**Data provided**

:::

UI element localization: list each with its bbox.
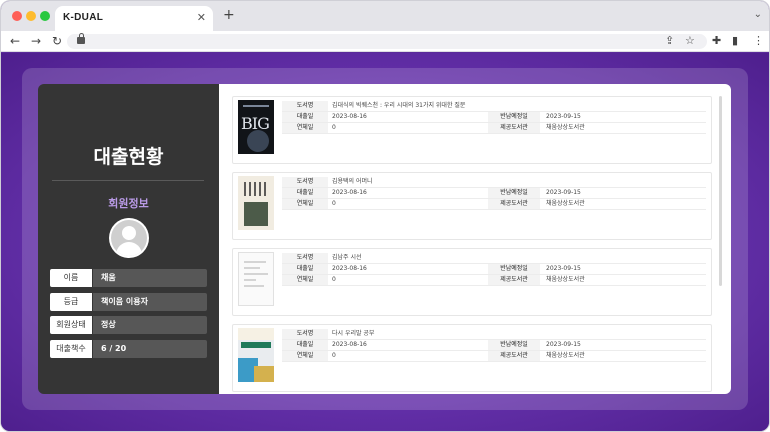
minimize-window-button[interactable] [26, 11, 36, 21]
sidebar-icon[interactable]: ▮ [732, 34, 738, 48]
page-viewport: 대출현황 회원정보 이름 채움 등급 책이음 이용자 회원상태 정상 대출책수 … [1, 53, 769, 431]
due-date: 2023-09-15 [546, 189, 581, 196]
bookmark-star-icon[interactable]: ☆ [685, 34, 695, 48]
loan-list[interactable]: BIG 도서명 김대식의 빅퀘스천 : 우리 시대의 31가지 위대한 질문 대… [219, 84, 731, 394]
content-frame: 대출현황 회원정보 이름 채움 등급 책이음 이용자 회원상태 정상 대출책수 … [22, 68, 748, 410]
field-label: 도서명 [282, 177, 328, 187]
book-title[interactable]: 김용택의 어머니 [332, 177, 373, 187]
info-row-grade: 등급 책이음 이용자 [50, 293, 207, 311]
field-label: 대출일 [282, 340, 328, 350]
close-window-button[interactable] [12, 11, 22, 21]
info-value: 채움 [93, 269, 207, 287]
loan-date: 2023-08-16 [332, 113, 367, 120]
library-name: 채움상상도서관 [546, 124, 585, 131]
book-cover-image[interactable] [238, 252, 274, 306]
book-cover-image[interactable] [238, 328, 274, 382]
loan-fields: 도서명 김남주 시선 대출일 2023-08-16 반납예정일 2023-09-… [282, 253, 706, 286]
info-row-status: 회원상태 정상 [50, 316, 207, 334]
more-menu-icon[interactable]: ⋮ [753, 34, 764, 48]
user-icon [111, 220, 147, 256]
loan-date: 2023-08-16 [332, 189, 367, 196]
info-value: 책이음 이용자 [93, 293, 207, 311]
field-label: 대출일 [282, 264, 328, 274]
due-date: 2023-09-15 [546, 265, 581, 272]
browser-toolbar: ← → ↻ ⇪ ☆ ✚ ▮ ⋮ [1, 31, 769, 52]
field-label: 연체일 [282, 275, 328, 285]
overdue-days: 0 [332, 276, 336, 283]
field-label: 연체일 [282, 351, 328, 361]
loan-fields: 도서명 김대식의 빅퀘스천 : 우리 시대의 31가지 위대한 질문 대출일 2… [282, 101, 706, 134]
field-label: 대출일 [282, 112, 328, 122]
chevron-down-icon[interactable]: ⌄ [754, 9, 762, 20]
field-label: 제공도서관 [488, 275, 540, 285]
field-label: 반납예정일 [488, 340, 540, 350]
field-label: 반납예정일 [488, 264, 540, 274]
field-label: 연체일 [282, 199, 328, 209]
field-label: 반납예정일 [488, 112, 540, 122]
loan-card[interactable]: BIG 도서명 김대식의 빅퀘스천 : 우리 시대의 31가지 위대한 질문 대… [232, 96, 712, 164]
loan-fields: 도서명 다시 우리말 공부 대출일 2023-08-16 반납예정일 2023-… [282, 329, 706, 362]
new-tab-button[interactable]: + [223, 8, 235, 22]
overdue-days: 0 [332, 200, 336, 207]
field-label: 도서명 [282, 253, 328, 263]
member-info-heading: 회원정보 [108, 197, 149, 210]
due-date: 2023-09-15 [546, 113, 581, 120]
tab-k-dual[interactable]: K-DUAL ✕ [55, 6, 213, 31]
loan-card[interactable]: 도서명 김용택의 어머니 대출일 2023-08-16 반납예정일 2023-0… [232, 172, 712, 240]
info-label: 회원상태 [50, 316, 92, 334]
extensions-icon[interactable]: ✚ [712, 34, 721, 48]
library-name: 채움상상도서관 [546, 276, 585, 283]
field-label: 대출일 [282, 188, 328, 198]
info-label: 이름 [50, 269, 92, 287]
loan-date: 2023-08-16 [332, 265, 367, 272]
info-value: 6 / 20 [93, 340, 207, 358]
back-arrow-icon[interactable]: ← [10, 33, 20, 49]
book-title[interactable]: 김대식의 빅퀘스천 : 우리 시대의 31가지 위대한 질문 [332, 101, 465, 111]
tab-title: K-DUAL [63, 12, 104, 23]
book-cover-image[interactable] [238, 176, 274, 230]
maximize-window-button[interactable] [40, 11, 50, 21]
address-bar[interactable] [67, 33, 707, 49]
library-name: 채움상상도서관 [546, 200, 585, 207]
info-row-name: 이름 채움 [50, 269, 207, 287]
field-label: 연체일 [282, 123, 328, 133]
library-name: 채움상상도서관 [546, 352, 585, 359]
loan-fields: 도서명 김용택의 어머니 대출일 2023-08-16 반납예정일 2023-0… [282, 177, 706, 210]
info-label: 대출책수 [50, 340, 92, 358]
field-label: 도서명 [282, 101, 328, 111]
due-date: 2023-09-15 [546, 341, 581, 348]
loan-card[interactable]: 도서명 김남주 시선 대출일 2023-08-16 반납예정일 2023-09-… [232, 248, 712, 316]
info-row-loan-count: 대출책수 6 / 20 [50, 340, 207, 358]
share-icon[interactable]: ⇪ [665, 34, 674, 48]
book-title[interactable]: 다시 우리말 공부 [332, 329, 374, 339]
scrollbar[interactable] [719, 96, 722, 286]
member-profile-panel: 대출현황 회원정보 이름 채움 등급 책이음 이용자 회원상태 정상 대출책수 … [38, 84, 219, 394]
book-cover-image[interactable]: BIG [238, 100, 274, 154]
book-title[interactable]: 김남주 시선 [332, 253, 362, 263]
browser-window: K-DUAL ✕ + ⌄ ← → ↻ ⇪ ☆ ✚ ▮ ⋮ 대출현황 회원정보 이… [0, 0, 770, 432]
avatar [109, 218, 149, 258]
loan-date: 2023-08-16 [332, 341, 367, 348]
reload-icon[interactable]: ↻ [52, 33, 62, 49]
field-label: 도서명 [282, 329, 328, 339]
field-label: 제공도서관 [488, 199, 540, 209]
field-label: 제공도서관 [488, 351, 540, 361]
overdue-days: 0 [332, 352, 336, 359]
loan-card[interactable]: 도서명 다시 우리말 공부 대출일 2023-08-16 반납예정일 2023-… [232, 324, 712, 392]
close-icon[interactable]: ✕ [197, 11, 206, 25]
page-title: 대출현황 [93, 146, 164, 168]
info-value: 정상 [93, 316, 207, 334]
divider [52, 180, 204, 181]
forward-arrow-icon[interactable]: → [31, 33, 41, 49]
overdue-days: 0 [332, 124, 336, 131]
info-label: 등급 [50, 293, 92, 311]
field-label: 제공도서관 [488, 123, 540, 133]
field-label: 반납예정일 [488, 188, 540, 198]
lock-icon [77, 33, 85, 44]
tab-strip: K-DUAL ✕ + ⌄ [1, 1, 769, 31]
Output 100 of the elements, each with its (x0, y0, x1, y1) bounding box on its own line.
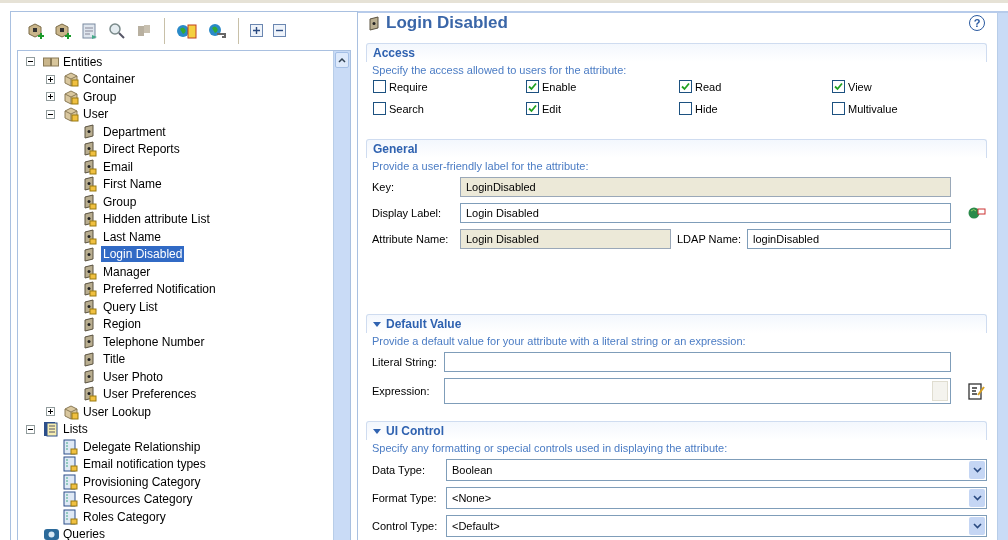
tree-item[interactable]: Delegate Relationship (81, 438, 203, 455)
section-description: Provide a default value for your attribute with a literal string or an expression: (371, 334, 747, 349)
tree-item[interactable]: Group (101, 193, 139, 210)
checkbox[interactable] (526, 102, 539, 115)
tree-item[interactable]: Department (101, 123, 168, 140)
attribute-icon (83, 351, 95, 367)
tree-item[interactable]: Region (101, 316, 144, 333)
search-icon[interactable] (108, 22, 126, 40)
editor-title: Login Disabled (386, 13, 509, 33)
scrollbar[interactable] (997, 13, 1008, 540)
tree-item[interactable]: Provisioning Category (81, 473, 203, 490)
section-title: Access (373, 46, 416, 60)
checkbox[interactable] (832, 80, 845, 93)
checkbox[interactable] (373, 102, 386, 115)
tree-item[interactable]: Lists (61, 421, 90, 438)
section-description: Specify the access allowed to users for the attribute: (371, 63, 628, 78)
tree-item[interactable]: Login Disabled (101, 246, 185, 263)
tree-item[interactable]: Telephone Number (101, 333, 207, 350)
collapse-icon[interactable] (26, 57, 35, 67)
text-field[interactable]: loginDisabled (747, 229, 951, 249)
tree-item[interactable]: User Photo (101, 368, 166, 385)
tree-item[interactable]: Preferred Notification (101, 281, 218, 298)
attribute-lock-icon (83, 386, 97, 403)
cube-lock-icon (63, 106, 79, 123)
tree-item[interactable]: First Name (101, 176, 164, 193)
globe-key-icon[interactable] (207, 22, 227, 40)
list-lock-icon (63, 438, 78, 455)
checkbox-label: Require (389, 80, 428, 93)
tree-item[interactable]: Query List (101, 298, 160, 315)
field-label: LDAP Name: (677, 233, 741, 245)
text-field[interactable]: Login Disabled (460, 203, 951, 223)
field-label: Attribute Name: (372, 233, 450, 245)
mapping-icon[interactable] (968, 205, 986, 221)
checkbox[interactable] (679, 102, 692, 115)
collapse-icon[interactable] (26, 424, 35, 434)
form-icon[interactable] (81, 22, 99, 40)
chevron-down-icon (972, 495, 982, 501)
globe-list-icon[interactable] (176, 22, 198, 40)
dropdown[interactable]: Boolean (446, 459, 987, 481)
expand-icon[interactable] (46, 92, 55, 102)
section-header[interactable]: Default Value (366, 314, 987, 333)
attribute-icon (83, 316, 95, 332)
edit-expression-icon[interactable] (968, 382, 986, 400)
tree-item[interactable]: Email (101, 158, 135, 175)
tree-item[interactable]: Manager (101, 263, 153, 280)
checkbox-label: Hide (695, 102, 718, 115)
attribute-lock-icon (83, 211, 97, 228)
tree-item[interactable]: Entities (61, 53, 105, 70)
tree-item[interactable]: Direct Reports (101, 141, 182, 158)
tree-item[interactable]: Hidden attribute List (101, 211, 212, 228)
tree-item[interactable]: User Preferences (101, 386, 199, 403)
tree-item[interactable]: Group (81, 88, 119, 105)
expand-icon[interactable] (46, 407, 55, 417)
checkbox-label: Edit (542, 102, 561, 115)
tree-item[interactable]: User Lookup (81, 403, 154, 420)
caret-down-icon[interactable] (373, 427, 381, 435)
tree-item[interactable]: User (81, 106, 111, 123)
tree-item[interactable]: Email notification types (81, 456, 208, 473)
text-field[interactable] (444, 352, 951, 372)
cubes-icon (43, 55, 60, 68)
attribute-lock-icon (83, 193, 97, 210)
tree-item[interactable]: Container (81, 71, 138, 88)
add-attribute-icon[interactable] (54, 22, 72, 40)
caret-down-icon[interactable] (373, 320, 381, 328)
checkbox[interactable] (679, 80, 692, 93)
cube-lock-icon (63, 88, 79, 105)
attribute-lock-icon (83, 263, 97, 280)
list-lock-icon (63, 473, 78, 490)
field-label: Data Type: (372, 464, 426, 476)
tree-item[interactable]: Resources Category (81, 491, 195, 508)
checkbox-label: Read (695, 80, 722, 93)
chevron-down-icon (972, 467, 982, 473)
dropdown[interactable]: <Default> (446, 515, 987, 537)
scroll-up-icon[interactable] (338, 57, 346, 63)
checkbox[interactable] (373, 80, 386, 93)
field-label: Expression: (372, 385, 431, 397)
section-title: General (373, 142, 418, 156)
collapse-icon[interactable] (46, 109, 55, 119)
checkbox[interactable] (526, 80, 539, 93)
expand-all-icon[interactable] (250, 24, 264, 38)
help-button[interactable]: ? (969, 15, 985, 31)
expand-icon[interactable] (46, 74, 55, 84)
tree-item[interactable]: Title (101, 351, 128, 368)
field-label: Display Label: (372, 207, 443, 219)
tree-item[interactable]: Queries (61, 526, 108, 540)
section-header[interactable]: UI Control (366, 421, 987, 440)
chevron-down-icon (972, 523, 982, 529)
dropdown[interactable]: <None> (446, 487, 987, 509)
list-lock-icon (63, 456, 78, 473)
cube-lock-icon (63, 71, 79, 88)
checkbox[interactable] (832, 102, 845, 115)
add-entity-icon[interactable] (27, 22, 45, 40)
text-area[interactable] (444, 378, 951, 404)
scrollbar[interactable] (333, 51, 350, 540)
tree-item[interactable]: Last Name (101, 228, 164, 245)
attribute-icon (83, 246, 95, 262)
field-label: Control Type: (372, 520, 439, 532)
tree-item[interactable]: Roles Category (81, 508, 168, 525)
section-title: UI Control (386, 424, 444, 438)
collapse-all-icon[interactable] (273, 24, 287, 38)
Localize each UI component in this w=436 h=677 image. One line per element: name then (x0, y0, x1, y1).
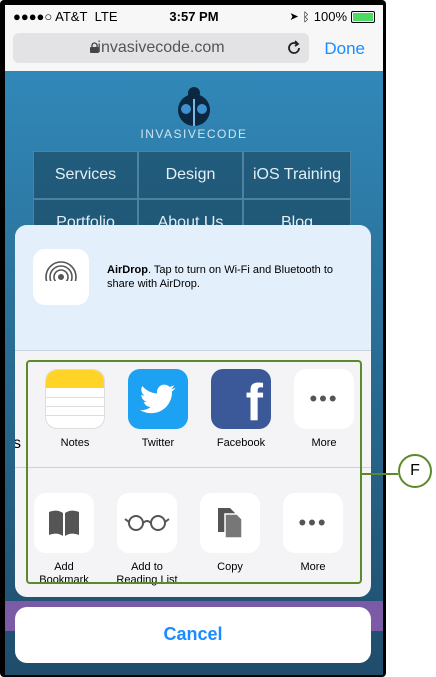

:::

**Exercise goal**
Please state how many lines in the items above contain the string "days", matching case exactly, and reply with only that number.

**Task result**
4